» Source passage:
• • • • •
Written by: Przemyslaw Radomski, CFA
With the FED increasingly hawkish and the USDX rising from the ashes, don’t be fooled by the recent upswing in gold. The bears are getting ready.
With the reflation trade getting cut off at the knees, the only asset class not feeling the pain is U.S. equities. However, while shorts capitulate and send the U.S. 10-Year Treasury higher (and the yield lower), the flattening of the U.S. yield curve screams of a potential recession. However, while the development is bullish for the USD Index and bearish for the PMs, investors are putting the cart before the horse.
To explain, while the U.S. 10-Year Treasury yield languishes in its depressed state, J.P. Morgan told clients on Jul. 6 that the Treasury benchmark is roughly three standard deviations below its model-implied fair value. For context, J.P. Morgan believes that the U.S. 10-Year Treasury yield should trade at roughly 1.60%, and, given the three-sigma underperformance, standard normal probabilities imply a roughly 99.9% chance that the Treasury benchmark will move higher over the medium term.
Please see below:
However, while the bond market ‘wants what it wants’, it’s important to remember that a flattening of the U.S. yield curve has the same effect on the PMs. For example, while I’ve been warning for months that the U.S. Federal Reserve (FED) will likely taper its asset purchases much sooner than investors expect, the minority view is now the consensus. And with that, the hawkish shift reduces inflation expectations, reduces growth expectations and often results in lower long-term interest rates. However, while the U.S. 10-Year Treasury yield still remains significantly undervalued in our view, ‘the ghost of tapering past’ has investors aiming to front-run a September reveal.
As evidence, the FED released the minutes from its Jun. 15/16 policy meeting on Jul. 7. An excerpt from the report read:
“Various participants mentioned that they expected the conditions for beginning to reduce the pace of asset purchases to be met somewhat earlier than they had anticipated at previous meetings in light of in-coming data.”
And surprise, surprise, while I’ve been warning for some time that surging inflation will likely force the FED’s hand, the report revealed:
Source: U.S. FED
The Container War
But with long-term yields signaling the death of inflation, is a regime shift already underway? Well, I warned previously that inflationary pressures are unlikely to abate anytime soon:
With the U.S. Census Bureau revealing on Jun. 8 that U.S. imports from China (goods) totaled nearly $38 billion in April, more and more data signals that the U.S. economy will continue to feel the inflationary burn. Shipping costs are also exploding at an unprecedented rate.
• • • • •
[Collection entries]
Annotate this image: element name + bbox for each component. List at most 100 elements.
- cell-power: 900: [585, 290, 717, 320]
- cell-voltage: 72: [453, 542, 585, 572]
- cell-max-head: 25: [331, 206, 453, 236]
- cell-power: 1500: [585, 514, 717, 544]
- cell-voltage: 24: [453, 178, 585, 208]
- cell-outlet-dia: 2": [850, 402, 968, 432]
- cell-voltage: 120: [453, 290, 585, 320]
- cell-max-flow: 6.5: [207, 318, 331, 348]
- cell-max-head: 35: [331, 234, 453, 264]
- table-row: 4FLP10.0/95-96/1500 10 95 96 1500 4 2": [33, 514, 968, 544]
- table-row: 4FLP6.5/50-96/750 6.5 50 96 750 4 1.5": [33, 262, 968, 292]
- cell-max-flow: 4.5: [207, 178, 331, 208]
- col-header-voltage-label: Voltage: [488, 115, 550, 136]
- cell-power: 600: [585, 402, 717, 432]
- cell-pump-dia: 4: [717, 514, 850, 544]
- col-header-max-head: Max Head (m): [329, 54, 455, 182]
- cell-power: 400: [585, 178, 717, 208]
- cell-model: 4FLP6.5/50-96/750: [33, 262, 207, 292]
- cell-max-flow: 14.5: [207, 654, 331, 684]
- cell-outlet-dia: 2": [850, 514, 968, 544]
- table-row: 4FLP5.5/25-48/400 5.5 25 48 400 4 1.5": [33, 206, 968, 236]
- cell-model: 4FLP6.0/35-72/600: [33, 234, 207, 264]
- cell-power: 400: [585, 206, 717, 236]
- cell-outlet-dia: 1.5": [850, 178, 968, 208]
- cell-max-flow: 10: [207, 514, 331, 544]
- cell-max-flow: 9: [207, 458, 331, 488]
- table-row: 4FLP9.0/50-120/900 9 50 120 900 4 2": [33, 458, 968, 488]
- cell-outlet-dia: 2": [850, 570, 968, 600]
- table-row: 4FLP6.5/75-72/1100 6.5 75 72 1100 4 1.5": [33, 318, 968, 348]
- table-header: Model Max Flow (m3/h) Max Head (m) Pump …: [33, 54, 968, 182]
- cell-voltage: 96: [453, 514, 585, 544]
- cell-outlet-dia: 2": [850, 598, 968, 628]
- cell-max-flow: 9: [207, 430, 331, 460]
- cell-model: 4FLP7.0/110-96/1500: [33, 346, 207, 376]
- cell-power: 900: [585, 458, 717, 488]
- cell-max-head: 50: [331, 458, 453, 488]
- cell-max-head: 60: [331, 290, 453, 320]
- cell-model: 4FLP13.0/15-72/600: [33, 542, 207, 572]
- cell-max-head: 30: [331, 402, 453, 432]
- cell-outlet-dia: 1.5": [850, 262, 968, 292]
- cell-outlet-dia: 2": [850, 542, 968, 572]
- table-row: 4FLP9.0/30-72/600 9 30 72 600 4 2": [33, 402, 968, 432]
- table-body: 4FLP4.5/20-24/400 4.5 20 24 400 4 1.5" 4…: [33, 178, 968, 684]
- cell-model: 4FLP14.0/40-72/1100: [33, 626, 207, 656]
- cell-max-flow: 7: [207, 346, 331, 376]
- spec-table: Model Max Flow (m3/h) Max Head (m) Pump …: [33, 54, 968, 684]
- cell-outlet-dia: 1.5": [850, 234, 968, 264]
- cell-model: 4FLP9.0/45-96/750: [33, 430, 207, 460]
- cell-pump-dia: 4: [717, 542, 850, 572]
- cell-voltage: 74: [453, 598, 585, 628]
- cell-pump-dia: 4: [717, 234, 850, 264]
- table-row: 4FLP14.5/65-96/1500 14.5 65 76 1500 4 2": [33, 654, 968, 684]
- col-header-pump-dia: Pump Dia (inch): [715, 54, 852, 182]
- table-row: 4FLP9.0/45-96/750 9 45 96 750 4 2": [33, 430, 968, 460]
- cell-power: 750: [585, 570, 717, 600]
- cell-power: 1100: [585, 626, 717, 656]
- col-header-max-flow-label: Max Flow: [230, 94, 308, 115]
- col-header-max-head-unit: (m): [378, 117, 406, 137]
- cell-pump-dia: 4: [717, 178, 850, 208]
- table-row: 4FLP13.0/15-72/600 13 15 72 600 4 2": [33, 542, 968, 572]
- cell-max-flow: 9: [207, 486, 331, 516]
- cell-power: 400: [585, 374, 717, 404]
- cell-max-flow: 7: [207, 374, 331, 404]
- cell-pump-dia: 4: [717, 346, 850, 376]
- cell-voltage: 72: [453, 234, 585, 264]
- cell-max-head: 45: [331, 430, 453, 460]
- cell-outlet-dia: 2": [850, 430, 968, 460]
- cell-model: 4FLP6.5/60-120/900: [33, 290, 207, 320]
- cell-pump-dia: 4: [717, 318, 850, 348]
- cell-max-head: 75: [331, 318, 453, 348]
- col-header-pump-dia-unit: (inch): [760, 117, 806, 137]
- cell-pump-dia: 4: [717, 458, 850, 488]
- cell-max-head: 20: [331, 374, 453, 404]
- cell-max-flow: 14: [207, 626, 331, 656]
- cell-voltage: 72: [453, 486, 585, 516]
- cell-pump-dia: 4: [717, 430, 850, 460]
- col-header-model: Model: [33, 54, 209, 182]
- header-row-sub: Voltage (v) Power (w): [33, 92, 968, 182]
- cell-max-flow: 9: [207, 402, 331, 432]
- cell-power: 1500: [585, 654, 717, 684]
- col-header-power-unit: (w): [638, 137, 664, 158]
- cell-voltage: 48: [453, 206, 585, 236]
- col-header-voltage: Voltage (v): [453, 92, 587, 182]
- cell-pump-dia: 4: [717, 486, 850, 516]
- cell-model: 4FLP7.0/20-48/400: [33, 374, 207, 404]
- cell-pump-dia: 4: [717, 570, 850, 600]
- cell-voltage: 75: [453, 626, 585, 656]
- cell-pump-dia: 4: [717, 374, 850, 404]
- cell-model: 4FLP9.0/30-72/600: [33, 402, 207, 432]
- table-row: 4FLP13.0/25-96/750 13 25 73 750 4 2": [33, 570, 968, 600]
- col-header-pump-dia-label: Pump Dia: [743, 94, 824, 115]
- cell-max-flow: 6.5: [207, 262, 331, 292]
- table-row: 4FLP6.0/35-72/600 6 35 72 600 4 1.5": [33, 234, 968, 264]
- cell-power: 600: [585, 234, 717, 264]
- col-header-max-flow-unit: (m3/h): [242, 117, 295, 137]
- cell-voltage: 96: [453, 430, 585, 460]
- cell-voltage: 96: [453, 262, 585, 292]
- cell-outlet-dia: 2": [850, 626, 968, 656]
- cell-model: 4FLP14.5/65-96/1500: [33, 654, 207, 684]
• • • • •
» Problems to solve:
a – Answer these questions using the gold market commentary:
(i) According to J.P. Morgan, at roughly what level should the U.S. 10-Year Treasury yield trade?
(ii) On what date did the FED release the minutes from its Jun. 15/16 policy meeting?
(iii) What total did the U.S. Census Bureau report for U.S. imports of goods from China in April?
b – Repeat word for word the part of the gold market commentary from "Written by: Przemyslaw" up to and including "before the horse.".

» Solutions to the exercise:
a –
(i) Roughly 1.60%
(ii) Jul. 7
(iii) Nearly $38 billion

b –
Written by: Przemyslaw Radomski, CFA
With the FED increasingly hawkish and the USDX rising from the ashes, don’t be fooled by the recent upswing in gold. The bears are getting ready.
With the reflation trade getting cut off at the knees, the only asset class not feeling the pain is U.S. equities. However, while shorts capitulate and send the U.S. 10-Year Treasury higher (and the yield lower), the flattening of the U.S. yield curve screams of a potential recession. However, while the development is bullish for the USD Index and bearish for the PMs, investors are putting the cart before the horse.